▶ [Passage shown]
----------

Although below-ground research has lagged behind above-ground studies of plants and animals, especially in tropical forests, the Luquillo Experimental Forest (LEF) in Eastern Puerto Rico has some of the earliest research on effects of disturbance on fungi and ecosystem processes. Research carried out in the 1960s by the US Department of Energy under the Atoms for Peace program, and largely published in a book edited by H.T. Odum and R.F. Pigeon [1] showed that disturbances that open the forest canopy, whether from cutting or gamma irradiation, induce major shifts in fungal communities (see summary in Lodge [2]). The methods used at the time were limited, so the studies of disturbed vs. undisturbed environments by Holler [3] and Holler and Cowley [4] focused on comparisons of morphospecies of fungi that could be grown on agar. Nevertheless, they showed strong responses of litter fungi to disturbance. Those early results have been largely validated more recently using modern techniques that detect all fungi and bacteria, such as identifying phylospecies using Terminal Restriction Length Polymorphism (TRFLP) and sequences of the Internal Transcribed Spacer (ITS)—A DNA region used as a molecular barcode in fungi, and Extracted Microbial Fatty Acid Methyl Ester (FAME) analysis for overall changes in dominance among microbial groups e.g., Cantrell et al. [5,6]. Early work on whole ecosystem respiration [1] has been superseded by soil gas flux measurements using automated samplers for below-ground fluxes e.g., [7,8,9].

----------

▶ [Data records]
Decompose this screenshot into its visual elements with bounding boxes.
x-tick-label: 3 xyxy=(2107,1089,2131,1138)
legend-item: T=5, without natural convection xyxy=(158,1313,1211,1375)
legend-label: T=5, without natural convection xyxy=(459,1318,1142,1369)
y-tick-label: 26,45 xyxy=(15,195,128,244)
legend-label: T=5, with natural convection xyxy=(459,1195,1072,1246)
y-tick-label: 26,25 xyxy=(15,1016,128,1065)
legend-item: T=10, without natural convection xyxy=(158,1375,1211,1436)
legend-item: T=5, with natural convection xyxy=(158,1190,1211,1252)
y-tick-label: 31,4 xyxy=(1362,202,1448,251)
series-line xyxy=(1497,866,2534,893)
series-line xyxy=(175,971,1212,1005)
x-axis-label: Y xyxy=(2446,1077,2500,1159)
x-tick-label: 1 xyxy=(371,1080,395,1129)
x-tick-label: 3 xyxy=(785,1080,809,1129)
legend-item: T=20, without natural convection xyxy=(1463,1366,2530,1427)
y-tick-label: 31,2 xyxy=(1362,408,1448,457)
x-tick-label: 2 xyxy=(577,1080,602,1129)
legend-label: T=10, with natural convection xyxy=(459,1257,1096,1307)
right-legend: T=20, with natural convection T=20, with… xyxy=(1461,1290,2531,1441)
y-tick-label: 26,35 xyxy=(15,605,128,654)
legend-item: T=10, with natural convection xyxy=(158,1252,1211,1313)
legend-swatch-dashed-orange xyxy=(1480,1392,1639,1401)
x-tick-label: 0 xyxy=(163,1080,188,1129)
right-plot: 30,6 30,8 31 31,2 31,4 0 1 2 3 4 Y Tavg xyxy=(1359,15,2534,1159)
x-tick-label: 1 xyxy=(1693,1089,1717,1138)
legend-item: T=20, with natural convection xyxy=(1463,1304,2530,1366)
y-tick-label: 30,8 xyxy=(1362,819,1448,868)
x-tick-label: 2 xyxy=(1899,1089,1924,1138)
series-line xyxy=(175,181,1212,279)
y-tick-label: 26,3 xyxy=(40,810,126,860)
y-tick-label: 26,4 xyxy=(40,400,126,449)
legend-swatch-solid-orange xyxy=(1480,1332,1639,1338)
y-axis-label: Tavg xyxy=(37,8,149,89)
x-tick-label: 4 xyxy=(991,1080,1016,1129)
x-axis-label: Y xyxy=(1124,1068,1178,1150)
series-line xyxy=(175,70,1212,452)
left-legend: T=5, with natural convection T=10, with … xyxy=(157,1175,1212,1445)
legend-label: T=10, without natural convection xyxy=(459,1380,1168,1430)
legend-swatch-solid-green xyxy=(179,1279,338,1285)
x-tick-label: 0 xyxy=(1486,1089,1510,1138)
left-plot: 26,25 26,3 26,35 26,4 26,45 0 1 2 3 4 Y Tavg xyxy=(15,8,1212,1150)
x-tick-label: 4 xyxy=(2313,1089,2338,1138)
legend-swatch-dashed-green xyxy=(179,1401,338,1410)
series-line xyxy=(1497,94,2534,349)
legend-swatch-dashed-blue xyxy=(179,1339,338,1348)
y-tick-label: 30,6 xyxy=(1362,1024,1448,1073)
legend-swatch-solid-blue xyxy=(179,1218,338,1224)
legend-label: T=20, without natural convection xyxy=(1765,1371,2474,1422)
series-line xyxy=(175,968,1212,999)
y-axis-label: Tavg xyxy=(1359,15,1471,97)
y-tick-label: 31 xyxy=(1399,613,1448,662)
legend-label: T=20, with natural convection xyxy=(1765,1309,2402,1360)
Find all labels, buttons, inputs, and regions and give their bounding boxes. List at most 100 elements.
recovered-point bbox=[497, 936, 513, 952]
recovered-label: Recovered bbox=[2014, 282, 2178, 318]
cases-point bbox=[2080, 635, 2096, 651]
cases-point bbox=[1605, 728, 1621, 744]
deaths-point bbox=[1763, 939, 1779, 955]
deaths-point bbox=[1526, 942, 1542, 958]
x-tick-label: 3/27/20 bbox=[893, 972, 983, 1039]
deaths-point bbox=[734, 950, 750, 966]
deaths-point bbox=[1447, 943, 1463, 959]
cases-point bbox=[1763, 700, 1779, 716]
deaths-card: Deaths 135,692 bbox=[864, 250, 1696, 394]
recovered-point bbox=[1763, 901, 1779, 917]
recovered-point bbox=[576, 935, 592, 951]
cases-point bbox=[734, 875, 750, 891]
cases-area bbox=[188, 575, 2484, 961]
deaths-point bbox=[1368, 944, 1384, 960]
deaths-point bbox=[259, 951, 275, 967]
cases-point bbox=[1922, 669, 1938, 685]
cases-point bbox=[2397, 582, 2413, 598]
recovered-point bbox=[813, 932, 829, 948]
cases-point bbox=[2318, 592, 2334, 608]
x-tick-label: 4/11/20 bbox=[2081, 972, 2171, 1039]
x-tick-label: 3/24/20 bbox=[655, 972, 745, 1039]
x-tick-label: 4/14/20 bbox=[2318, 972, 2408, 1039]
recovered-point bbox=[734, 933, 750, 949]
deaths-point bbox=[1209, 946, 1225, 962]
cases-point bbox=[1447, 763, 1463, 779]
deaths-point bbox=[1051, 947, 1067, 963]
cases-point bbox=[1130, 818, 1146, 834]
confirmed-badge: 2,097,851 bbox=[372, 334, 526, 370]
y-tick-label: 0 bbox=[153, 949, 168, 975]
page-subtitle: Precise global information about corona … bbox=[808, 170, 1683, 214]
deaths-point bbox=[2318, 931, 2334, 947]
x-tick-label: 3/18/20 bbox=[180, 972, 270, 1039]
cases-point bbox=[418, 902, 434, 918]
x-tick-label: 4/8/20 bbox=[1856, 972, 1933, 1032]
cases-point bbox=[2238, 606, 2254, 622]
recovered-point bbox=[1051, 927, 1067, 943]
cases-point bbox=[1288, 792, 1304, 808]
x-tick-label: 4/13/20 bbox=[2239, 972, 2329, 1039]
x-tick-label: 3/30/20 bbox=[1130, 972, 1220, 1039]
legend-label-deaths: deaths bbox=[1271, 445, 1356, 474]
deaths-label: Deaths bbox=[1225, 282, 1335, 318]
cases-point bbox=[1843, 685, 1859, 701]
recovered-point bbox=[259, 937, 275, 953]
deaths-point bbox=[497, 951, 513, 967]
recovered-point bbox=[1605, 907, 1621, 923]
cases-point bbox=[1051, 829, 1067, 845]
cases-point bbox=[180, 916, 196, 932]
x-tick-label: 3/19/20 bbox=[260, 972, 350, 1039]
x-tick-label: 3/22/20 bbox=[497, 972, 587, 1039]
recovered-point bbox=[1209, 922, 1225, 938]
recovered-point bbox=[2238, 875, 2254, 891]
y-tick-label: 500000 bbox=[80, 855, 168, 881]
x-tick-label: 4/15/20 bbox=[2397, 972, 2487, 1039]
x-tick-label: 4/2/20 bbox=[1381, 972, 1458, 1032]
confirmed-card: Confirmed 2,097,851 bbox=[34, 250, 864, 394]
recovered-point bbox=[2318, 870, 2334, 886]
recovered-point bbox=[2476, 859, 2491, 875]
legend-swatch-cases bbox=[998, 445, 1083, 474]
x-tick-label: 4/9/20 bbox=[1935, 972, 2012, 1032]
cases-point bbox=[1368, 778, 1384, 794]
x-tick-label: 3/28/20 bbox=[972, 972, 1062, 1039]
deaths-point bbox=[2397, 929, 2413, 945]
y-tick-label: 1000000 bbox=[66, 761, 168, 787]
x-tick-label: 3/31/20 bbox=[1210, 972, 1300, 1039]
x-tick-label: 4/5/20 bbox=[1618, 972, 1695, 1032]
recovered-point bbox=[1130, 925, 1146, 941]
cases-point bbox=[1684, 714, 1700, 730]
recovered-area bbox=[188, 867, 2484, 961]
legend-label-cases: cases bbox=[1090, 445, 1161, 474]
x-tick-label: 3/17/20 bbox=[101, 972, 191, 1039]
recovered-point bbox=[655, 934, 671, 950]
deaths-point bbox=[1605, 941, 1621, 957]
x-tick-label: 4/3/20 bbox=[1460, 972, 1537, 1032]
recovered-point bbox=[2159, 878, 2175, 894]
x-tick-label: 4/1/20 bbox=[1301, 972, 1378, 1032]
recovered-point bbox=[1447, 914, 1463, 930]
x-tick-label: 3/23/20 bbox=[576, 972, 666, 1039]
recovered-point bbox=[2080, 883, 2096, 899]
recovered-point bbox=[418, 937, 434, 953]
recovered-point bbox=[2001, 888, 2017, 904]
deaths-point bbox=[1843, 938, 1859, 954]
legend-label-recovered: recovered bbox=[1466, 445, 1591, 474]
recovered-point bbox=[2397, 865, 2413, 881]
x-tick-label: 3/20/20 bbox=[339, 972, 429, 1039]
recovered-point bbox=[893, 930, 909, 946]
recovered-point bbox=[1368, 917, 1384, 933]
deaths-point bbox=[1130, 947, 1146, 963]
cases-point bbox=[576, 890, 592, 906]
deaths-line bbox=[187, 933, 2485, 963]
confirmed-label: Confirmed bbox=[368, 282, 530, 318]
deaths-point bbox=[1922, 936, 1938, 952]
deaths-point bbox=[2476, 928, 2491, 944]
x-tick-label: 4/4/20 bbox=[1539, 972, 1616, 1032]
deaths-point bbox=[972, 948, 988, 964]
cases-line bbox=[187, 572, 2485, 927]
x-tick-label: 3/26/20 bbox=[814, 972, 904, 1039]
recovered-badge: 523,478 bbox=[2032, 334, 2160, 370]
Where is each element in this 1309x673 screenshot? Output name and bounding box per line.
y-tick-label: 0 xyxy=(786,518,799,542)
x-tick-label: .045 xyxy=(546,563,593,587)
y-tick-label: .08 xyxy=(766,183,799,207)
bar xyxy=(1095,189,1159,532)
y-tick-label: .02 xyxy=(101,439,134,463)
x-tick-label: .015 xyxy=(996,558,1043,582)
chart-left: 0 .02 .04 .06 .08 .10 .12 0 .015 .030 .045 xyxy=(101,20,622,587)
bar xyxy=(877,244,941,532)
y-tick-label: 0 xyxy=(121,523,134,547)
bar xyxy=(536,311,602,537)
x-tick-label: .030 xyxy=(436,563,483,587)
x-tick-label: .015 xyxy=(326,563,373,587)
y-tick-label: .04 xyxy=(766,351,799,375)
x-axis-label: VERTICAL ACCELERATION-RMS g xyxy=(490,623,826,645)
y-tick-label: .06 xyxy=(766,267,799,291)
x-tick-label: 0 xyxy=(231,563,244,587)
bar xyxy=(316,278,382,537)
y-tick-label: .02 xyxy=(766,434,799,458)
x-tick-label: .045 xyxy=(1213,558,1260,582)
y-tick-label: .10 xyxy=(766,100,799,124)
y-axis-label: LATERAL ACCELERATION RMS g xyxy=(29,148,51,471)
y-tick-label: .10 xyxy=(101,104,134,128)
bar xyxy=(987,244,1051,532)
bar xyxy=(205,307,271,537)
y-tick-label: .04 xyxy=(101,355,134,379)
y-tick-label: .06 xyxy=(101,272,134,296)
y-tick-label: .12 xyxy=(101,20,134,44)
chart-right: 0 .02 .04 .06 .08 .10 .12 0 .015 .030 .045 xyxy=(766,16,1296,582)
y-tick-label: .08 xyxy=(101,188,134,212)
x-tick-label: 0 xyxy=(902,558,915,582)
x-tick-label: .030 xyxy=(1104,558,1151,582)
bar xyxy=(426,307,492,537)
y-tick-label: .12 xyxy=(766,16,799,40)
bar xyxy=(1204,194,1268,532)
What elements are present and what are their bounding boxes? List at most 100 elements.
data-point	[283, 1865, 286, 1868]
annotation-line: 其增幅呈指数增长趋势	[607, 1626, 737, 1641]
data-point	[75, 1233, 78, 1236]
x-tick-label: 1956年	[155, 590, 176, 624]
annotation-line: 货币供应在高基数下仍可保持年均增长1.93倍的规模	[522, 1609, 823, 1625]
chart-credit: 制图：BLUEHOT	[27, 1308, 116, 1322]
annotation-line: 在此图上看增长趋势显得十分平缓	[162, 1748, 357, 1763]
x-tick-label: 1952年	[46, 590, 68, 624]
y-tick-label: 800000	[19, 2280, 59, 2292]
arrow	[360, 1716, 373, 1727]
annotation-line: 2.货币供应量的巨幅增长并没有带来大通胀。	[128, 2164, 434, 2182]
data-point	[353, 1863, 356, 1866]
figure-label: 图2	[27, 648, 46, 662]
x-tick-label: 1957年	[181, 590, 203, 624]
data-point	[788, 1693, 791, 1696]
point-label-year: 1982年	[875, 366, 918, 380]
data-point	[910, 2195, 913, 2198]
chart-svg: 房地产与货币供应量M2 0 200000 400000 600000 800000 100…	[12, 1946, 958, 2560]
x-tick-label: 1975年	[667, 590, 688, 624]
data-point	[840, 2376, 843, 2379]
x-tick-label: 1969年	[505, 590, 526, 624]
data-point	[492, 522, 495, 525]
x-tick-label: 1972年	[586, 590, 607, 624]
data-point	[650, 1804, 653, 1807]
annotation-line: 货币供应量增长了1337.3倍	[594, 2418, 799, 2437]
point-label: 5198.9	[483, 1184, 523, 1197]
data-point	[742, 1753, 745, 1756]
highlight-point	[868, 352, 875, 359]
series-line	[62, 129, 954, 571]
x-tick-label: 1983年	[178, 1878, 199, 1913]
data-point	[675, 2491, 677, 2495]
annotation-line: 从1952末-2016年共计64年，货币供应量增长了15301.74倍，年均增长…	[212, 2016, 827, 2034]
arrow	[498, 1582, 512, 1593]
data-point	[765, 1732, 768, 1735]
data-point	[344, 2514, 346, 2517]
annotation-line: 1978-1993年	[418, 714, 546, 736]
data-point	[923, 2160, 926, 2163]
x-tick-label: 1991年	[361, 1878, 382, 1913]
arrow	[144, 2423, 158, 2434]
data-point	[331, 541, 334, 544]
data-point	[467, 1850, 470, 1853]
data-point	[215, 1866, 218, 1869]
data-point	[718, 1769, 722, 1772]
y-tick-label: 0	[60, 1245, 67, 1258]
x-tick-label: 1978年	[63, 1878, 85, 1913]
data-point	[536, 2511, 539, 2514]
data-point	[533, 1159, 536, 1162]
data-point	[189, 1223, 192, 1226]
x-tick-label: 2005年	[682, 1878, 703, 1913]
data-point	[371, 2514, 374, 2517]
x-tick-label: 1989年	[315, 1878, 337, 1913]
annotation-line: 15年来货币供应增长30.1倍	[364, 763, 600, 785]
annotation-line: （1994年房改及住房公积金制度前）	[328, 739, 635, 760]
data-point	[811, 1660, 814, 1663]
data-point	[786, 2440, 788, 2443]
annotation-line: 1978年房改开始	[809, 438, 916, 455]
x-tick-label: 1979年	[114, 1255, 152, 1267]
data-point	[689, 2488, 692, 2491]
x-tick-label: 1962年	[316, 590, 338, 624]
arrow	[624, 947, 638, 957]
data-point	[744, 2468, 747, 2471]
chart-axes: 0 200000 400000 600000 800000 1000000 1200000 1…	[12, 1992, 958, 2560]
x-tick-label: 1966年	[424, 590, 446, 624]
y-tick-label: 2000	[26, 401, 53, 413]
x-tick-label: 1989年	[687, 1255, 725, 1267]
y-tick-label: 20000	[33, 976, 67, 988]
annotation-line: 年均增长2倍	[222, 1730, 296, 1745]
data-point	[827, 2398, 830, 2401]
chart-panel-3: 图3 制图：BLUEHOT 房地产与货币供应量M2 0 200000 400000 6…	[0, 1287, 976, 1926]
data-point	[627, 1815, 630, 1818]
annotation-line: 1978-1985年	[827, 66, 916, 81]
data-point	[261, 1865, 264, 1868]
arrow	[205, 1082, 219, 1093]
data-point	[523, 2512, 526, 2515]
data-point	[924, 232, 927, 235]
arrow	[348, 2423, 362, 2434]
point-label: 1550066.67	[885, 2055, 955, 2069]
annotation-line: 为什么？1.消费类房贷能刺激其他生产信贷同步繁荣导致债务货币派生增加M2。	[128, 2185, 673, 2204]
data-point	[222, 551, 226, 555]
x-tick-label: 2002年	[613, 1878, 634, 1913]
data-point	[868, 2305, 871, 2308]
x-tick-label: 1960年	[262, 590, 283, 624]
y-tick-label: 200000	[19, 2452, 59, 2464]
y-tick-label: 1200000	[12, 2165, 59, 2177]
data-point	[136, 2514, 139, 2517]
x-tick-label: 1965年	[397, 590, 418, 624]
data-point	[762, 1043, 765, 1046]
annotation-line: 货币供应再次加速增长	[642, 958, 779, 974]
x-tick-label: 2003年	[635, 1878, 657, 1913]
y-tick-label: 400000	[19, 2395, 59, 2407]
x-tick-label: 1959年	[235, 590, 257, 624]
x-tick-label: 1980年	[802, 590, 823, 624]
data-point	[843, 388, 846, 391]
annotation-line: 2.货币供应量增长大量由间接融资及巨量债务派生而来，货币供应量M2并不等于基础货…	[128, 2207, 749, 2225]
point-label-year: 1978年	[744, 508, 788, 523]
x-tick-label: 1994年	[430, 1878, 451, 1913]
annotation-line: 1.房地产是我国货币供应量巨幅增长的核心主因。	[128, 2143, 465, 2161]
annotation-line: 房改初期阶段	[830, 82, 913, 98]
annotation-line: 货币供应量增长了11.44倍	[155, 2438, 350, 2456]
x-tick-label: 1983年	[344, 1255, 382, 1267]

----------

▶ [Work to complete]
**A)** Answer these questions from the passage on fungi in the Luquillo Experimental Forest:
(i) Under what program did the US Department of Energy carry out its research in the 1960s?
(ii) What did the studies by Holler and by Holler and Cowley compare?
(iii) What has superseded the early work on whole ecosystem respiration?
**B)** Resume the passage on fungi in the Luquillo Experimental Forest after its last sentence.
The lines have no connection to the passage on fungi in the Luquillo Experimental Forest.

▶ [Your written answers]
**A)**
(i) The Atoms for Peace program.
(ii) Morphospecies of fungi that could be grown on agar.
(iii) Soil gas flux measurements using automated samplers for below-ground fluxes.

**B)**
In the tropics, a great deal of attention has been given to above-ground organisms, while few studies deal with the diversity of invertebrates in the soil, leaf litter, or dead wood [10]. There have been some quantitative studies of below-ground invertebrates in tropical forests [11]. Early faunal inventories at El Verde in the Luquillo Experimental Forest [12,13] showed that about half of the faunal biomass was concentrated in the thin upper soil horizon and litter layer. Given the persistence of both anthropogenic and non-anthropogenic disturbances in the tropics, it is important to study the diversity of its fauna and assess how they can affect ecosystem functioning. For example, recent research has focused on the effects of disturbance on arthropods and their connectivity to other biotic and abiotic factors in forested ecosystems that can have significant effects on detrital processes [14,15,16,17].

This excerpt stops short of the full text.